Brano citato:
•••
Gianni Pardo

IL DIRITTO ALLA PAROLA

Sulla “Repubblica” del 31 ottobre c’è un articolo dal titolo: “Perché servono mercati sostenibili”, che non ho letto. Il testo è firmato “Principe Carlo”. E non si tratta di un tale Carlo che di cognome fa “Principe”, ma dell’(eterno) erede al trono d’Inghilterra.
Premetto che non ho nulla contro Carlo. Non fosse stato per la longevità di Elisabetta II, sovrana irreprensibile, chissà che Carlo non si sarebbe rivelato un buon re. Ma la storia ha deciso altrimenti e così ci troviamo a conoscere e giudicare più l’uomo che il monarca.
Dal punto di vista delle istituzioni, Carlo ha fatto il suo dovere. Umanamente poi, con le sue vicende matrimoniali, è stato utilissimo ai rotocalchi e alle comari in cerca di argomenti di conversazione. Molta gente – infatuata della legnosa e inconsistente Diana Spencer – lo ha giudicato severamente ma, a mio parere, del tutto a torto. Chi è destinato ad essere re non è libero di amare e sposare chi vuole. E proprio per questo poi non lo si può accusare di non amare sua moglie. O magari di amare un’altra. Fa parte della prassi monarchica. Se qualcuno non lo sa, è perché lo studio della storia – secondo quanto ha decretato il Sessantotto – fa parte del nozionismo inutile. Venendo all’attualità, sappiamo che da sempre Carlo ha la mania dell’ecologia. E perché non dovrebbe avere diritto alle sue opinioni?
•••
Elenco dei record:

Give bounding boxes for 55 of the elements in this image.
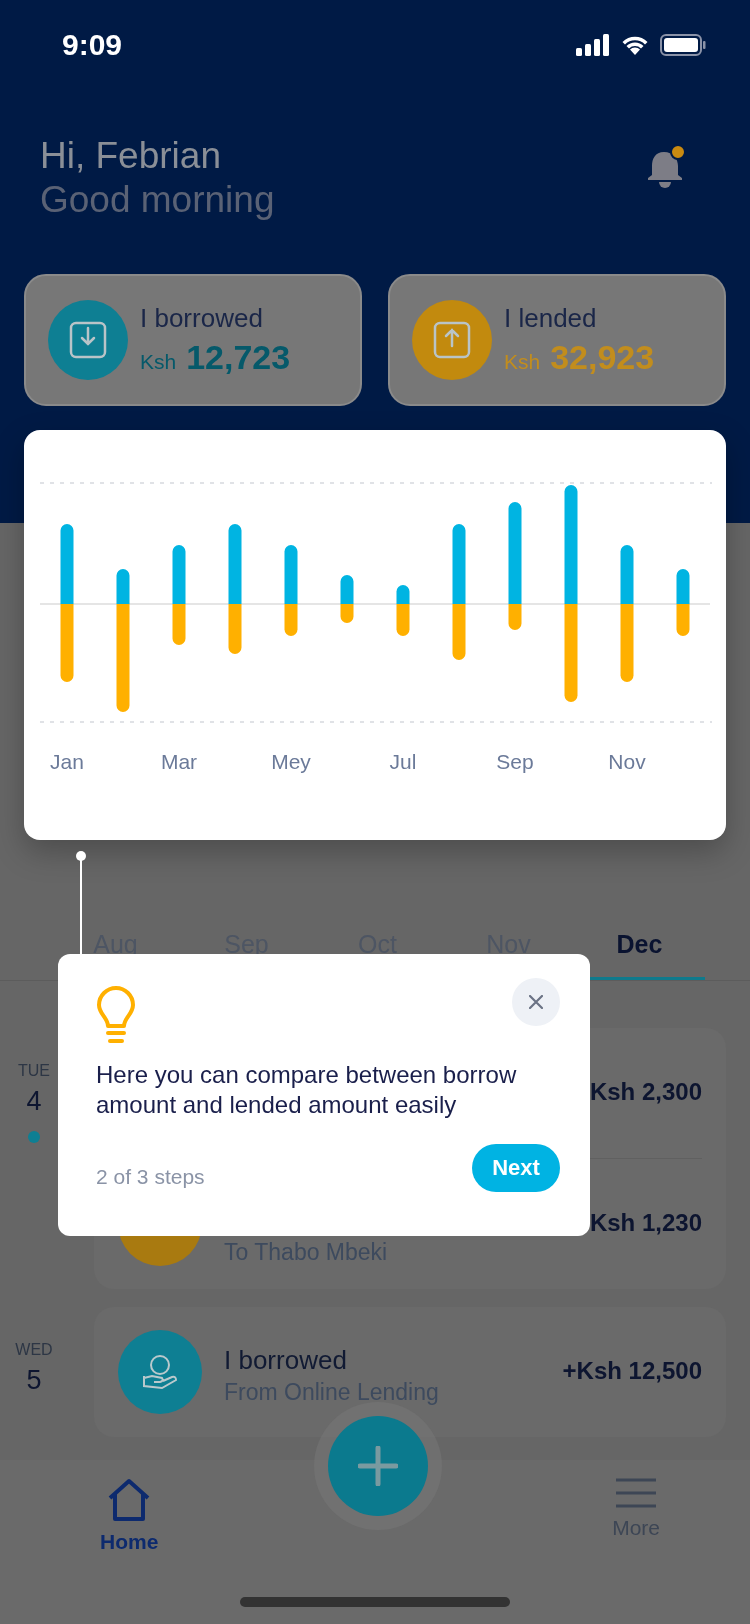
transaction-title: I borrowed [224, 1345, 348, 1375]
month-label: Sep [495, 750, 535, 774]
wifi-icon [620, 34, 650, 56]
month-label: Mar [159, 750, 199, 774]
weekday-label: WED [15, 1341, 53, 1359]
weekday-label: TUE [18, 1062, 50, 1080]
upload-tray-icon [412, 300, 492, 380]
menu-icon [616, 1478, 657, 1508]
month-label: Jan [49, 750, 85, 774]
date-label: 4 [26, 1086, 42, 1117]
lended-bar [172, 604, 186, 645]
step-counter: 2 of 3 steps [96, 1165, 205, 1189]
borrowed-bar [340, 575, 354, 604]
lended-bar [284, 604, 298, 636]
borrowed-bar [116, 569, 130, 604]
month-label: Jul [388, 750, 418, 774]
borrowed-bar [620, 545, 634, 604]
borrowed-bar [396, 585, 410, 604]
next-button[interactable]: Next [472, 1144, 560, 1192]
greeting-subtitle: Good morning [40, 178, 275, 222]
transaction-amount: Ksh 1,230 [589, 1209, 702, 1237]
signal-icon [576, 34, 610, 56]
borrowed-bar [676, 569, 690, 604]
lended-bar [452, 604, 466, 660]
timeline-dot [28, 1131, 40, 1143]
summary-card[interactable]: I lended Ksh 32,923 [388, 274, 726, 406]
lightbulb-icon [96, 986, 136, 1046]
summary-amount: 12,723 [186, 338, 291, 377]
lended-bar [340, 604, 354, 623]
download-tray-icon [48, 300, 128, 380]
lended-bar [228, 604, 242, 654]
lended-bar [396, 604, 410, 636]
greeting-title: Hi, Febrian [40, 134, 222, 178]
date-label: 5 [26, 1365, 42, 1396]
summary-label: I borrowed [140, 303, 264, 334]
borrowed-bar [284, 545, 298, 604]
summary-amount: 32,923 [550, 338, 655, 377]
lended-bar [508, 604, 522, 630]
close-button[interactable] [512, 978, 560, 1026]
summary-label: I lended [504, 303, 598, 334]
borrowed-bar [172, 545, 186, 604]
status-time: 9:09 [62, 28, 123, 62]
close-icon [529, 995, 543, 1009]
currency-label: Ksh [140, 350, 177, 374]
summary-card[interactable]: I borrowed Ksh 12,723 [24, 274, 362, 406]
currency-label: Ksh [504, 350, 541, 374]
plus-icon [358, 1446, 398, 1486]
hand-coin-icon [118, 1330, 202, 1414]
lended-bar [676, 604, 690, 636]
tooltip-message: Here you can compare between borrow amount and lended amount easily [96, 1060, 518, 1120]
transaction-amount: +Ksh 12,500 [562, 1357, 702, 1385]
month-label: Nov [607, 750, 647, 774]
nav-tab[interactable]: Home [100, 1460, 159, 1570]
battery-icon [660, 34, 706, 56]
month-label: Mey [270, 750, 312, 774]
•••
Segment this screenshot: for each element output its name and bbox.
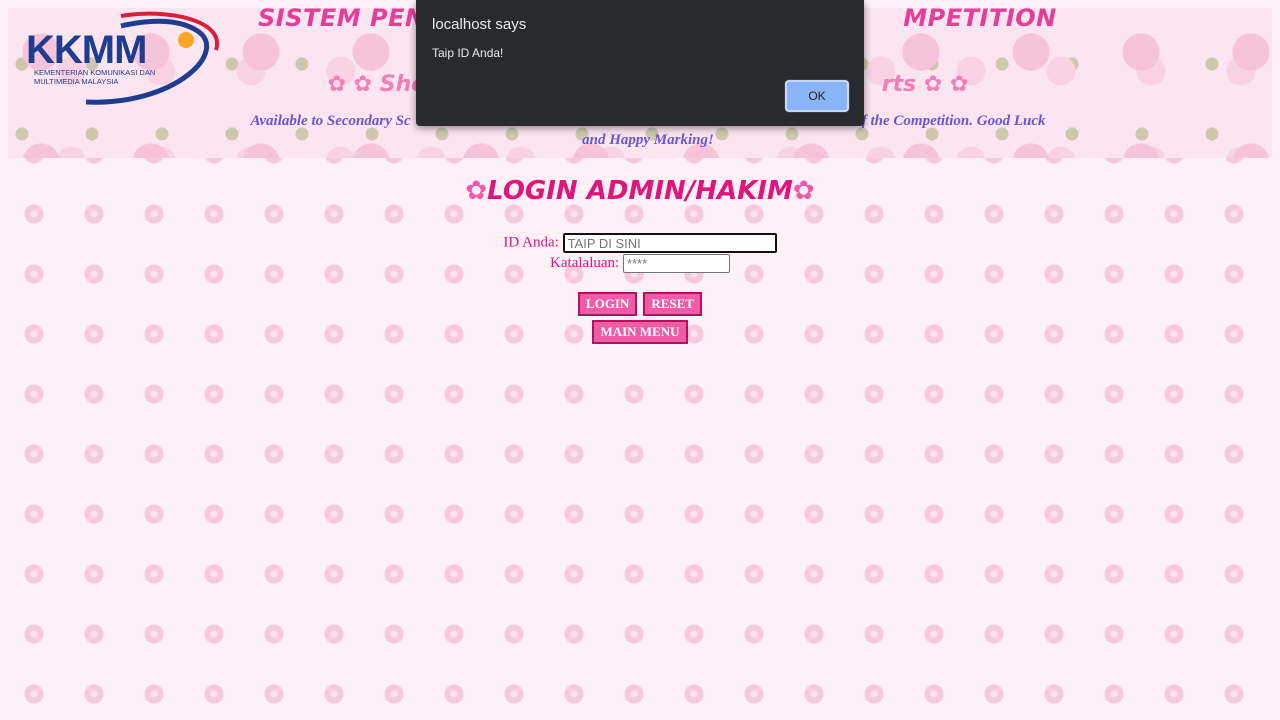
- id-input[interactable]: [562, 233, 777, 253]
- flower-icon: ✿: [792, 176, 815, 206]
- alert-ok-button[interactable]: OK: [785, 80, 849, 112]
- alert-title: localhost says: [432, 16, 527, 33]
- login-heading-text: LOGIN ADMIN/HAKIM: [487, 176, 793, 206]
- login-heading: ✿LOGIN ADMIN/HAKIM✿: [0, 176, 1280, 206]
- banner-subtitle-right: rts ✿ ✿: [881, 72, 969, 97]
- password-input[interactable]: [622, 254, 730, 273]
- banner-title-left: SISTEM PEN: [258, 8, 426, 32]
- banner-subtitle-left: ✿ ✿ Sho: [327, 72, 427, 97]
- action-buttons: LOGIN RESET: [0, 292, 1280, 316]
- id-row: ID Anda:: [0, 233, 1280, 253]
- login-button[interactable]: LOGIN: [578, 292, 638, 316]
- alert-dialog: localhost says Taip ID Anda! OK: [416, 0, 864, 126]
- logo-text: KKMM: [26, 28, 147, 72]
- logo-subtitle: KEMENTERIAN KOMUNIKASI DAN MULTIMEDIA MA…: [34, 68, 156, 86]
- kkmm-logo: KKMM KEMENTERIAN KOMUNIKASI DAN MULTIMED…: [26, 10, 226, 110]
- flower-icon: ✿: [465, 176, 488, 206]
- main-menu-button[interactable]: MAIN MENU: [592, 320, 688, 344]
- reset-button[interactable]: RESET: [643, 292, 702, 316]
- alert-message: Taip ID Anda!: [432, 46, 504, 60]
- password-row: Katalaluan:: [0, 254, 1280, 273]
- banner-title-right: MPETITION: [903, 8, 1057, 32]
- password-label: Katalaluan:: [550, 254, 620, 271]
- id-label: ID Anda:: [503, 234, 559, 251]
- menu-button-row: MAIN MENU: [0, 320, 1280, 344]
•••
Compito assegnato A: Qual è il titolo dell'articolo firmato "Principe Carlo" apparso sulla "Repubblica", secondo il testo su Carlo d'Inghilterra?
Compito assegnato B: Prosegui il testo su Carlo d'Inghilterra partendo dalla sua ultima frase.
I record non hanno alcun ruolo in questo lavoro.

Risposta al compito A: "Perché servono mercati sostenibili".

Risposta al compito B:
Tutto ciò posto – e cioè avendo assodato che non nutro nessuna animosità verso quell’uomo – qualcuno mi potrebbe chiedere come mai non leggo il suo articolo. E la risposta è semplice: perché Carlo è un principe e non si può aver tutto. Da un lato non gli si può rimproverare un matrimonio sbagliato a meno che (come Edoardo VIII) non abbia sposato qualcuno contro il parere della Corte. E non gli si può neppure rimproverare di non amare sua moglie e di amare un’altra. Ma dall’altro il fatto di essere principe non ne fa né un giornalista né un opinionista. Inoltre, quanto a nozioni di ecologia, immagino che egli sia tanto competente quanto il mio vicino di casa. E comunque non è stato pubblicato su “Repubblica” perché competente. Se si fosse trattato di un Carlo di cognome Principe, e se sull’ecologia avesse scritto cose d’oro e di platino, “Repubblica” gli avrebbe per questo pubblicato l’articolo? E allora quello non è un articolo sull’ecologia, è un articolo su Charles, Prince of Wales.
Il fatto è tuttavia di più vasta portata di ciò che si potrebbe pensare. Si tratta di un fenomeno che chiamerei “irraggiamento”.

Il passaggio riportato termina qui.